------ LISTED RECORDS ------

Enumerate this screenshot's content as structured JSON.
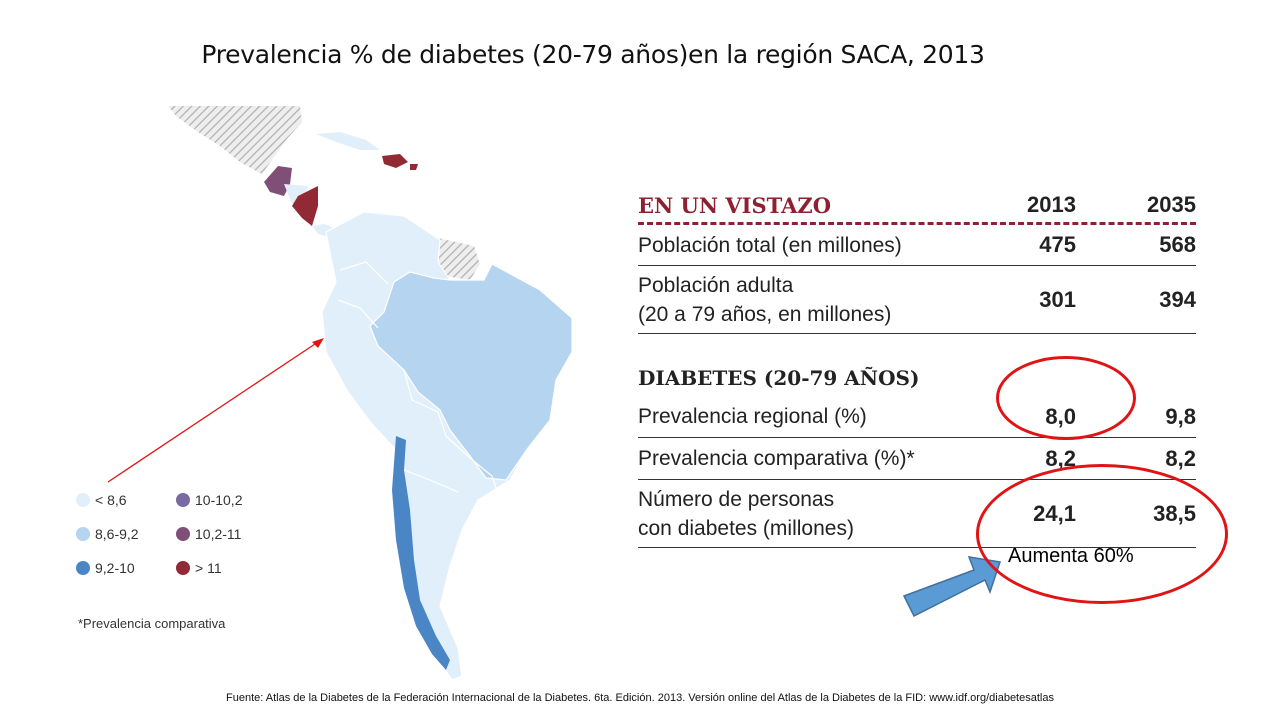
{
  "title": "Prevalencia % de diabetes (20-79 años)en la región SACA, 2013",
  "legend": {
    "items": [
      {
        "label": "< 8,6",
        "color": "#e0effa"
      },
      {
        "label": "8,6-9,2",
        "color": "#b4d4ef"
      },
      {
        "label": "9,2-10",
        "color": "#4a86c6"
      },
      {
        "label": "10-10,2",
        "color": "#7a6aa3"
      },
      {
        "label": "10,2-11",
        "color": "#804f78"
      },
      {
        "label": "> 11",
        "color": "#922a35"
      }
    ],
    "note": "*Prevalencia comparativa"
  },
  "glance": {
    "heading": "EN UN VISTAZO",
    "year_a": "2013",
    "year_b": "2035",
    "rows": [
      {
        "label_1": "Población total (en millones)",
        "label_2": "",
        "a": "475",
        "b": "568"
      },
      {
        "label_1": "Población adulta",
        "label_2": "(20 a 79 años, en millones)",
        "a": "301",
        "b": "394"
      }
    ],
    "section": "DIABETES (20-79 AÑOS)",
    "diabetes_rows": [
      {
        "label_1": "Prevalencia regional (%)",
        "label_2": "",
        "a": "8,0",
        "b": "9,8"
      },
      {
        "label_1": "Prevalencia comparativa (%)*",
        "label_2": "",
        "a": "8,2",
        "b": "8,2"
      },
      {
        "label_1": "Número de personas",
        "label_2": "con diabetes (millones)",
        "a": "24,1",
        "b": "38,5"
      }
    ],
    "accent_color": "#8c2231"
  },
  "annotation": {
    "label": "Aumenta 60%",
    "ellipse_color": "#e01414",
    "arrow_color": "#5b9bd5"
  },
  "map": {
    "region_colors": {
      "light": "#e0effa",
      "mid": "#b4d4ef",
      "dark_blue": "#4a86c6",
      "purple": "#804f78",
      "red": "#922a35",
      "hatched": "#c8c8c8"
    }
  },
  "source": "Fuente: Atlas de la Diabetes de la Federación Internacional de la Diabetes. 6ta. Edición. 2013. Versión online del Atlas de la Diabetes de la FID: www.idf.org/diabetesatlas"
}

------
------ LISTED RECORDS ------

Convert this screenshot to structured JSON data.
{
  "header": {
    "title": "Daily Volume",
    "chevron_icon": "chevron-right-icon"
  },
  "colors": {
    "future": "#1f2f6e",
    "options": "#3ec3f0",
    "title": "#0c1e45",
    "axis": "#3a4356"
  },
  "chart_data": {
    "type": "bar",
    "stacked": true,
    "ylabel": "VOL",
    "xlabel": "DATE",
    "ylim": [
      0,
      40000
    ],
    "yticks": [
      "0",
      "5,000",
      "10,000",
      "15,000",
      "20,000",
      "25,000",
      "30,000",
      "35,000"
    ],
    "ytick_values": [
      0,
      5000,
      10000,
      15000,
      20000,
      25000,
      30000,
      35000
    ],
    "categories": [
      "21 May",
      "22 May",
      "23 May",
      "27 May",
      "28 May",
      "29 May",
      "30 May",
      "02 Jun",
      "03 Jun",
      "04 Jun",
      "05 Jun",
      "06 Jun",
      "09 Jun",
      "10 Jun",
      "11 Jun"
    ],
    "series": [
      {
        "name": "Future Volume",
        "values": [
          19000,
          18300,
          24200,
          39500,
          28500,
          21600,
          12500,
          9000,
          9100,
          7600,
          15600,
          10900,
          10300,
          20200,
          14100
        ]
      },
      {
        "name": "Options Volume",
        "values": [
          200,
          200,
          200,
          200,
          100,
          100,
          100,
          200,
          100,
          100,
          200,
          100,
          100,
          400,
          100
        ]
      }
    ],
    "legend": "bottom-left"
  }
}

------

▸ GIVEN TASK
Of the lines above, how many include the word "title"? Reply with the number only.

▸ RESPONSE TO THIS TASK
3